**REQUIREMENTS:** Copy every line of the records below verbatim, keeping the original order.

**RECORD LIST:**
════════

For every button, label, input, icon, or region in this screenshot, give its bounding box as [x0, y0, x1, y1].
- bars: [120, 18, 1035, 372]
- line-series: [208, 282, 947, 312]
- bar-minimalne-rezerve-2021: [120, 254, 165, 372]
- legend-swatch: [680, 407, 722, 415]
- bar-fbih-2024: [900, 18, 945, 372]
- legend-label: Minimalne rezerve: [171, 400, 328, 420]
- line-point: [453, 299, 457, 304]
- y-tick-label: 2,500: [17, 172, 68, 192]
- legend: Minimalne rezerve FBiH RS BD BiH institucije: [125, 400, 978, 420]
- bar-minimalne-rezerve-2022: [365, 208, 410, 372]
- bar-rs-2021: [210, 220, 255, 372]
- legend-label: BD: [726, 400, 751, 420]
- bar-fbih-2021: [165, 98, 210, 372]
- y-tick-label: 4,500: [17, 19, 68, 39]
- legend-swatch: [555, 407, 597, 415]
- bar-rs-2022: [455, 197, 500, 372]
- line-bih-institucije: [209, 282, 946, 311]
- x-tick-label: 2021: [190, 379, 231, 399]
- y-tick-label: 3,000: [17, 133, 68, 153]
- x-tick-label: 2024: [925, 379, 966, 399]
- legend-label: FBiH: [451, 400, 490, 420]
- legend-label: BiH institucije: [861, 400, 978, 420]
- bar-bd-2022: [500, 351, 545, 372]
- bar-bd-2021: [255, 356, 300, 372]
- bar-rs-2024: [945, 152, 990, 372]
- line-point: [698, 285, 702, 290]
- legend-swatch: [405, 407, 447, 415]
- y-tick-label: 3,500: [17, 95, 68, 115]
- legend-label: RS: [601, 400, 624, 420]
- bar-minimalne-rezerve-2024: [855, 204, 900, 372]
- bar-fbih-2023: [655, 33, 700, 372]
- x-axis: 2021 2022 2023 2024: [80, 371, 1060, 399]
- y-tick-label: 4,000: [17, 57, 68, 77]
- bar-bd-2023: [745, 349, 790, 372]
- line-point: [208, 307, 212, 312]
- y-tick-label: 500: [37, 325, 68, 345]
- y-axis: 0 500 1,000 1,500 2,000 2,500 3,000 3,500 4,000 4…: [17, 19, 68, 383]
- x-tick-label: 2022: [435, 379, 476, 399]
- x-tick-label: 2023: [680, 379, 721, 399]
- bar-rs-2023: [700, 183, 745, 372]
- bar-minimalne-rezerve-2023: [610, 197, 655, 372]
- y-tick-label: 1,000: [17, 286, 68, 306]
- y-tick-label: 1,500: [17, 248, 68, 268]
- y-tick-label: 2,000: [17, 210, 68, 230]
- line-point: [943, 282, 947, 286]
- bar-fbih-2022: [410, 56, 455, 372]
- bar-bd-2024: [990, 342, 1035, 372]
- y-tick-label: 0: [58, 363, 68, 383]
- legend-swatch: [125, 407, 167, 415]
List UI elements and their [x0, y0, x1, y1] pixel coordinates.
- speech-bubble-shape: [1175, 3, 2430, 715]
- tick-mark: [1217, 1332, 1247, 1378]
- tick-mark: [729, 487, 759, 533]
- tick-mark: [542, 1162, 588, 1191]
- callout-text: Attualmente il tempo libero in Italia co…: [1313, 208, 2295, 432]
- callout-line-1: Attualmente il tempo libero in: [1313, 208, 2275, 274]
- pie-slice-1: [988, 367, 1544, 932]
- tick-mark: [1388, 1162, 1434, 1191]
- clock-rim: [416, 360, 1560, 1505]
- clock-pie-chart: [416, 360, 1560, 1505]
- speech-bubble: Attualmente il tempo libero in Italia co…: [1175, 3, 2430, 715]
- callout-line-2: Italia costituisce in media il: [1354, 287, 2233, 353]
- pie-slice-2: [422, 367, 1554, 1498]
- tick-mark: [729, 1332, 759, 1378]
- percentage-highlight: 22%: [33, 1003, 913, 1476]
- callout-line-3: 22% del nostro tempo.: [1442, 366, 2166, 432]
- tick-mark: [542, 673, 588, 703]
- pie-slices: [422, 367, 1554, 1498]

════════

**TASK RESULT:**
For every button, label, input, icon, or region in this screenshot, give its bounding box as [x0, y0, x1, y1].
- bars: [120, 18, 1035, 372]
- line-series: [208, 282, 947, 312]
- bar-minimalne-rezerve-2021: [120, 254, 165, 372]
- legend-swatch: [680, 407, 722, 415]
- bar-fbih-2024: [900, 18, 945, 372]
- legend-label: Minimalne rezerve: [171, 400, 328, 420]
- line-point: [453, 299, 457, 304]
- y-tick-label: 2,500: [17, 172, 68, 192]
- legend: Minimalne rezerve FBiH RS BD BiH institucije: [125, 400, 978, 420]
- bar-minimalne-rezerve-2022: [365, 208, 410, 372]
- bar-rs-2021: [210, 220, 255, 372]
- legend-label: BD: [726, 400, 751, 420]
- bar-fbih-2021: [165, 98, 210, 372]
- y-tick-label: 4,500: [17, 19, 68, 39]
- legend-swatch: [555, 407, 597, 415]
- bar-rs-2022: [455, 197, 500, 372]
- line-bih-institucije: [209, 282, 946, 311]
- x-tick-label: 2021: [190, 379, 231, 399]
- y-tick-label: 3,000: [17, 133, 68, 153]
- x-tick-label: 2024: [925, 379, 966, 399]
- legend-label: FBiH: [451, 400, 490, 420]
- legend-label: BiH institucije: [861, 400, 978, 420]
- bar-bd-2022: [500, 351, 545, 372]
- bar-bd-2021: [255, 356, 300, 372]
- bar-rs-2024: [945, 152, 990, 372]
- line-point: [698, 285, 702, 290]
- legend-swatch: [405, 407, 447, 415]
- y-tick-label: 3,500: [17, 95, 68, 115]
- legend-label: RS: [601, 400, 624, 420]
- bar-minimalne-rezerve-2024: [855, 204, 900, 372]
- bar-fbih-2023: [655, 33, 700, 372]
- x-axis: 2021 2022 2023 2024: [80, 371, 1060, 399]
- y-tick-label: 4,000: [17, 57, 68, 77]
- bar-bd-2023: [745, 349, 790, 372]
- line-point: [208, 307, 212, 312]
- y-tick-label: 500: [37, 325, 68, 345]
- y-axis: 0 500 1,000 1,500 2,000 2,500 3,000 3,500 4,000 4…: [17, 19, 68, 383]
- x-tick-label: 2022: [435, 379, 476, 399]
- x-tick-label: 2023: [680, 379, 721, 399]
- bar-rs-2023: [700, 183, 745, 372]
- bar-minimalne-rezerve-2023: [610, 197, 655, 372]
- y-tick-label: 1,000: [17, 286, 68, 306]
- y-tick-label: 1,500: [17, 248, 68, 268]
- y-tick-label: 2,000: [17, 210, 68, 230]
- line-point: [943, 282, 947, 286]
- bar-fbih-2022: [410, 56, 455, 372]
- bar-bd-2024: [990, 342, 1035, 372]
- y-tick-label: 0: [58, 363, 68, 383]
- legend-swatch: [125, 407, 167, 415]
List UI elements and their [x0, y0, x1, y1] pixel coordinates.
- speech-bubble-shape: [1175, 3, 2430, 715]
- tick-mark: [1217, 1332, 1247, 1378]
- tick-mark: [729, 487, 759, 533]
- tick-mark: [542, 1162, 588, 1191]
- callout-text: Attualmente il tempo libero in Italia co…: [1313, 208, 2295, 432]
- callout-line-1: Attualmente il tempo libero in: [1313, 208, 2275, 274]
- pie-slice-1: [988, 367, 1544, 932]
- tick-mark: [1388, 1162, 1434, 1191]
- clock-rim: [416, 360, 1560, 1505]
- clock-pie-chart: [416, 360, 1560, 1505]
- speech-bubble: Attualmente il tempo libero in Italia co…: [1175, 3, 2430, 715]
- callout-line-2: Italia costituisce in media il: [1354, 287, 2233, 353]
- pie-slice-2: [422, 367, 1554, 1498]
- tick-mark: [729, 1332, 759, 1378]
- percentage-highlight: 22%: [33, 1003, 913, 1476]
- callout-line-3: 22% del nostro tempo.: [1442, 366, 2166, 432]
- tick-mark: [542, 673, 588, 703]
- pie-slices: [422, 367, 1554, 1498]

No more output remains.